Task to complete.
Find how many lines in the data below mention "this". Give the number only.

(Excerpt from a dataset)
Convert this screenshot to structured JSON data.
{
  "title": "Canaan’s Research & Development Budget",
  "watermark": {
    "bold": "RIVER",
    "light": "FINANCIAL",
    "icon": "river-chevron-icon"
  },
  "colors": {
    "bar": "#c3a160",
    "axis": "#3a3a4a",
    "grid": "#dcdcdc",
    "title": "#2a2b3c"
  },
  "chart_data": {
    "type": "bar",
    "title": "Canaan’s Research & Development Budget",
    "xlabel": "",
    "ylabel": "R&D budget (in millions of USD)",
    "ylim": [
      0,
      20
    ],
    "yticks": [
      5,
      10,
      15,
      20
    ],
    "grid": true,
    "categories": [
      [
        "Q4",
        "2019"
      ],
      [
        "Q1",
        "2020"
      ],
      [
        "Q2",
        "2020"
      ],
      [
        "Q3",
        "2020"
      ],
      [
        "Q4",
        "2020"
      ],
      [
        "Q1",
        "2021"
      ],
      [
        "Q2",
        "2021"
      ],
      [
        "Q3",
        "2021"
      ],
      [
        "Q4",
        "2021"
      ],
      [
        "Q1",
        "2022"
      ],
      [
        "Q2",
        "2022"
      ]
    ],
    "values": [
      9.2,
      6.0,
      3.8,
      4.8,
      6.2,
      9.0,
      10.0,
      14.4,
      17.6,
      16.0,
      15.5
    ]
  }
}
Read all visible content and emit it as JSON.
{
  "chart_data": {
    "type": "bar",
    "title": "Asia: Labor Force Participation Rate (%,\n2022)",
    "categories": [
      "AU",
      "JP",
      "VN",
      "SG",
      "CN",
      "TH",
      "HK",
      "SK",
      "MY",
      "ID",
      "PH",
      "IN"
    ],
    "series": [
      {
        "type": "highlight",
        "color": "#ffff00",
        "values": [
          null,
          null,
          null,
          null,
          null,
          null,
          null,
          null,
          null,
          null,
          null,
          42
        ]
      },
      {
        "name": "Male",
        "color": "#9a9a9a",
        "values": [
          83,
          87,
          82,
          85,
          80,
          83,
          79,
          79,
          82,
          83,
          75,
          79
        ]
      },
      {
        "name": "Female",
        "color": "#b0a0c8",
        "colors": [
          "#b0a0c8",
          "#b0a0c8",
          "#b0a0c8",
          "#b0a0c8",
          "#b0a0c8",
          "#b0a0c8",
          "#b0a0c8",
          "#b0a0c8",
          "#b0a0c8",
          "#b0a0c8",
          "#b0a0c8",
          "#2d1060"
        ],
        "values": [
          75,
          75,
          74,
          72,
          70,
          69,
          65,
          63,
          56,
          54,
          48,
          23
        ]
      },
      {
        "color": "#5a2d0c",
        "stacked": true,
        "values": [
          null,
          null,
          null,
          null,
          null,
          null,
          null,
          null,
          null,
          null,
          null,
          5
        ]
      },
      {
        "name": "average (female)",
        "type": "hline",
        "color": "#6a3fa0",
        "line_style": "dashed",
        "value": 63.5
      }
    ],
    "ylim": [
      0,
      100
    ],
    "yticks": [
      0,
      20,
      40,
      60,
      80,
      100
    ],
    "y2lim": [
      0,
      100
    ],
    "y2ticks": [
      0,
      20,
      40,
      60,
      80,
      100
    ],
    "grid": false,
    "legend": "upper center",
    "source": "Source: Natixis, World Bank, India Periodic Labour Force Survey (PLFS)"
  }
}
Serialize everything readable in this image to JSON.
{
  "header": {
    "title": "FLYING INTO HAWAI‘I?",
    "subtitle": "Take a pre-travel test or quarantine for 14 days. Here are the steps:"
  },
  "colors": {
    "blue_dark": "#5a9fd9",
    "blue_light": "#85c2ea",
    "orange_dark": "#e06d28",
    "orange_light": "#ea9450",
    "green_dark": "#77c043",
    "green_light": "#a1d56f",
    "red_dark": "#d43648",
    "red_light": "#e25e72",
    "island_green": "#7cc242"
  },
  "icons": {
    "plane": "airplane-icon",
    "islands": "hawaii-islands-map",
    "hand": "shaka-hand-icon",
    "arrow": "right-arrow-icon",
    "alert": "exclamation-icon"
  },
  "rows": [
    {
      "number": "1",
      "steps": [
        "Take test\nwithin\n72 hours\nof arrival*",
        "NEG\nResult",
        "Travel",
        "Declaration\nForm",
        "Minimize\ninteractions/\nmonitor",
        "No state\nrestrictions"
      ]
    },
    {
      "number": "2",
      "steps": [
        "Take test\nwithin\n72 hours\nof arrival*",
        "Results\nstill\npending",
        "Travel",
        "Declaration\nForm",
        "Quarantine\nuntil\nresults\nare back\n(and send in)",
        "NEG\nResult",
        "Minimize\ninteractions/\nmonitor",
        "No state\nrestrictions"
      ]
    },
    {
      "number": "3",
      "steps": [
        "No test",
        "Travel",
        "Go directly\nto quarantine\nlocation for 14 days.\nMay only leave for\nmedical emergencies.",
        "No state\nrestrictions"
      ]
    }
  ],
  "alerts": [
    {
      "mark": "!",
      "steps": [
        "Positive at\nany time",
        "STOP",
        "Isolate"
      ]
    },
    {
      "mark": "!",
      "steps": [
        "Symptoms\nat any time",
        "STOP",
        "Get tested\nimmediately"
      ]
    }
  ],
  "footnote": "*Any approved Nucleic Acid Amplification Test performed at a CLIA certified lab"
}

Task result.
2